## Record extracts:

▬▬▬

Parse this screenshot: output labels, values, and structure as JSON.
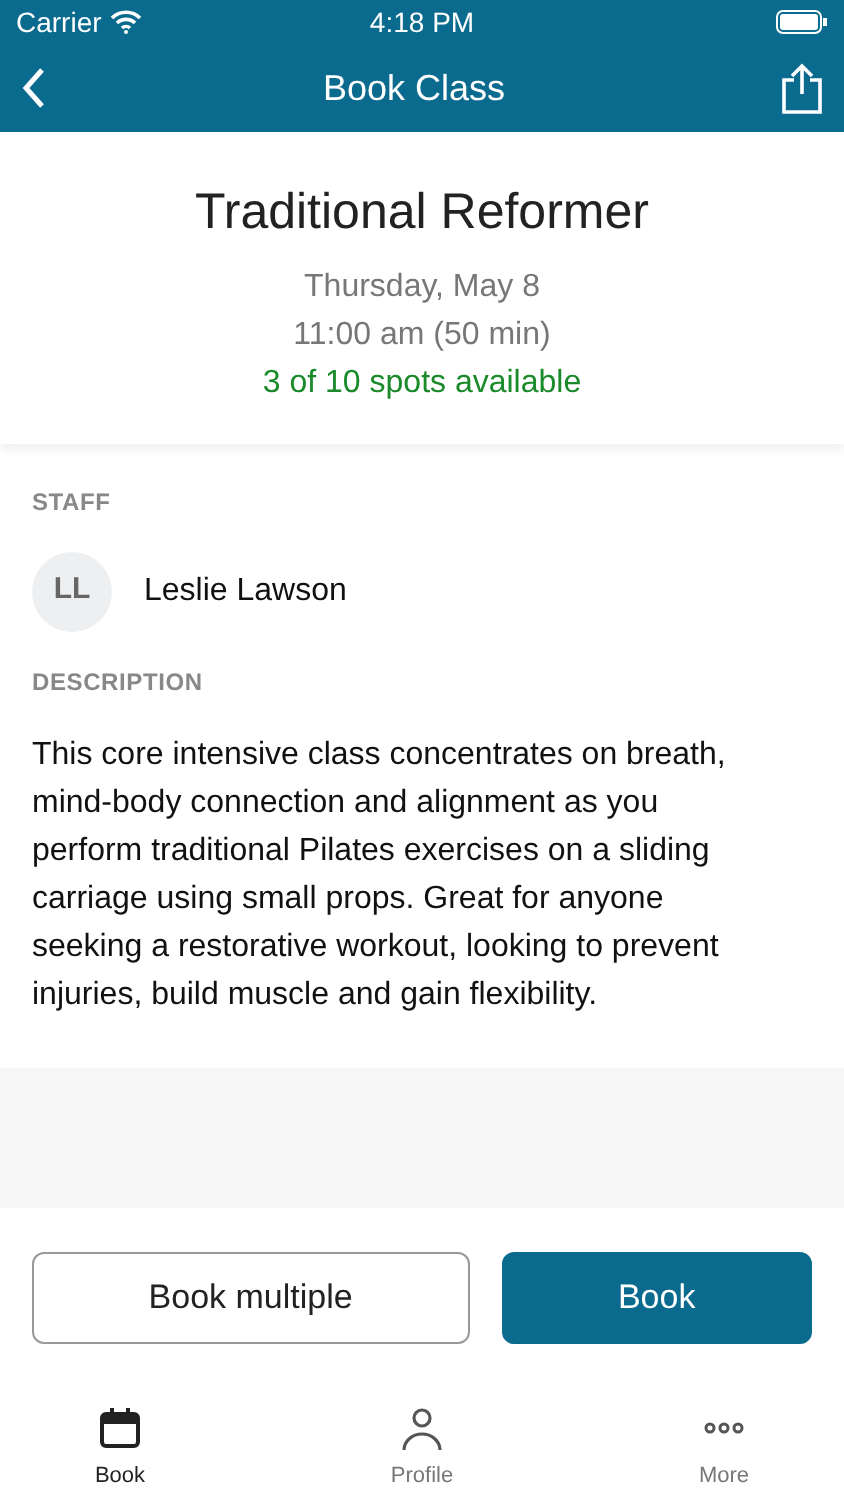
{
  "status_bar": {
    "carrier": "Carrier",
    "time": "4:18 PM"
  },
  "nav": {
    "title": "Book Class"
  },
  "class": {
    "name": "Traditional Reformer",
    "date": "Thursday, May 8",
    "time": "11:00 am (50 min)",
    "availability": "3 of 10 spots available"
  },
  "staff": {
    "heading": "STAFF",
    "initials": "LL",
    "name": "Leslie Lawson"
  },
  "description": {
    "heading": "DESCRIPTION",
    "text": "This core intensive class concentrates on breath, mind-body connection and alignment as you perform traditional Pilates exercises on a sliding carriage using small props. Great for anyone seeking a restorative workout, looking to prevent injuries, build muscle and gain flexibility."
  },
  "buttons": [
    {
      "label": "Book multiple",
      "kind": "outline"
    },
    {
      "label": "Book",
      "kind": "primary"
    }
  ],
  "tabs": [
    {
      "label": "Book",
      "kind": "calendar",
      "selected": true
    },
    {
      "label": "Profile",
      "kind": "person",
      "selected": false
    },
    {
      "label": "More",
      "kind": "more",
      "selected": false
    }
  ]
}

▬▬▬

## Task requirements:
Give back each entry exactly as it appears, with no pictures.

## Worked answer:
Parse this screenshot: output labels, values, and structure as JSON.
{
  "status_bar": {
    "carrier": "Carrier",
    "time": "4:18 PM"
  },
  "nav": {
    "title": "Book Class"
  },
  "class": {
    "name": "Traditional Reformer",
    "date": "Thursday, May 8",
    "time": "11:00 am (50 min)",
    "availability": "3 of 10 spots available"
  },
  "staff": {
    "heading": "STAFF",
    "initials": "LL",
    "name": "Leslie Lawson"
  },
  "description": {
    "heading": "DESCRIPTION",
    "text": "This core intensive class concentrates on breath, mind-body connection and alignment as you perform traditional Pilates exercises on a sliding carriage using small props. Great for anyone seeking a restorative workout, looking to prevent injuries, build muscle and gain flexibility."
  },
  "buttons": [
    {
      "label": "Book multiple",
      "kind": "outline"
    },
    {
      "label": "Book",
      "kind": "primary"
    }
  ],
  "tabs": [
    {
      "label": "Book",
      "kind": "calendar",
      "selected": true
    },
    {
      "label": "Profile",
      "kind": "person",
      "selected": false
    },
    {
      "label": "More",
      "kind": "more",
      "selected": false
    }
  ]
}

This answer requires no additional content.